THE PROBLEM »
All records must be quoted exactly. Omit the pictures.

━━━━━ ENTRIES SHOWN ━━━━━

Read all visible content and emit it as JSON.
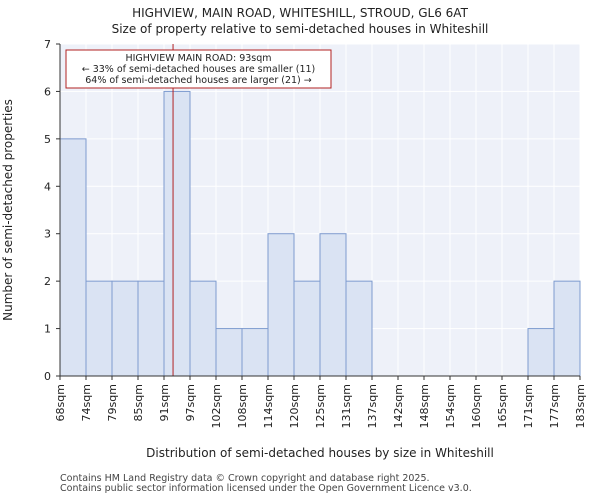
{
  "header": {
    "title": "HIGHVIEW, MAIN ROAD, WHITESHILL, STROUD, GL6 6AT",
    "subtitle": "Size of property relative to semi-detached houses in Whiteshill"
  },
  "footer": {
    "line1": "Contains HM Land Registry data © Crown copyright and database right 2025.",
    "line2": "Contains public sector information licensed under the Open Government Licence v3.0."
  },
  "chart_data": {
    "type": "bar",
    "title": "Size of property relative to semi-detached houses in Whiteshill",
    "xlabel": "Distribution of semi-detached houses by size in Whiteshill",
    "ylabel": "Number of semi-detached properties",
    "categories": [
      "68sqm",
      "74sqm",
      "79sqm",
      "85sqm",
      "91sqm",
      "97sqm",
      "102sqm",
      "108sqm",
      "114sqm",
      "120sqm",
      "125sqm",
      "131sqm",
      "137sqm",
      "142sqm",
      "148sqm",
      "154sqm",
      "160sqm",
      "165sqm",
      "171sqm",
      "177sqm",
      "183sqm"
    ],
    "values": [
      5,
      2,
      2,
      2,
      6,
      2,
      1,
      1,
      3,
      2,
      3,
      2,
      0,
      0,
      0,
      0,
      0,
      0,
      1,
      0,
      2
    ],
    "ylim": [
      0,
      7
    ],
    "yticks": [
      0,
      1,
      2,
      3,
      4,
      5,
      6,
      7
    ],
    "grid": true,
    "marker": {
      "value": 93,
      "unit": "sqm",
      "label": "HIGHVIEW MAIN ROAD: 93sqm",
      "line2": "← 33% of semi-detached houses are smaller (11)",
      "line3": "64% of semi-detached houses are larger (21) →"
    },
    "colors": {
      "bar_fill": "#dae3f3",
      "bar_stroke": "#7e9bcf",
      "plot_bg": "#eef1f9",
      "grid": "#ffffff",
      "marker": "#b22222"
    }
  }
}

━━━━━

EXPECTED ANSWER »
Read all visible content and emit it as JSON.
{
  "header": {
    "title": "HIGHVIEW, MAIN ROAD, WHITESHILL, STROUD, GL6 6AT",
    "subtitle": "Size of property relative to semi-detached houses in Whiteshill"
  },
  "footer": {
    "line1": "Contains HM Land Registry data © Crown copyright and database right 2025.",
    "line2": "Contains public sector information licensed under the Open Government Licence v3.0."
  },
  "chart_data": {
    "type": "bar",
    "title": "Size of property relative to semi-detached houses in Whiteshill",
    "xlabel": "Distribution of semi-detached houses by size in Whiteshill",
    "ylabel": "Number of semi-detached properties",
    "categories": [
      "68sqm",
      "74sqm",
      "79sqm",
      "85sqm",
      "91sqm",
      "97sqm",
      "102sqm",
      "108sqm",
      "114sqm",
      "120sqm",
      "125sqm",
      "131sqm",
      "137sqm",
      "142sqm",
      "148sqm",
      "154sqm",
      "160sqm",
      "165sqm",
      "171sqm",
      "177sqm",
      "183sqm"
    ],
    "values": [
      5,
      2,
      2,
      2,
      6,
      2,
      1,
      1,
      3,
      2,
      3,
      2,
      0,
      0,
      0,
      0,
      0,
      0,
      1,
      0,
      2
    ],
    "ylim": [
      0,
      7
    ],
    "yticks": [
      0,
      1,
      2,
      3,
      4,
      5,
      6,
      7
    ],
    "grid": true,
    "marker": {
      "value": 93,
      "unit": "sqm",
      "label": "HIGHVIEW MAIN ROAD: 93sqm",
      "line2": "← 33% of semi-detached houses are smaller (11)",
      "line3": "64% of semi-detached houses are larger (21) →"
    },
    "colors": {
      "bar_fill": "#dae3f3",
      "bar_stroke": "#7e9bcf",
      "plot_bg": "#eef1f9",
      "grid": "#ffffff",
      "marker": "#b22222"
    }
  }
}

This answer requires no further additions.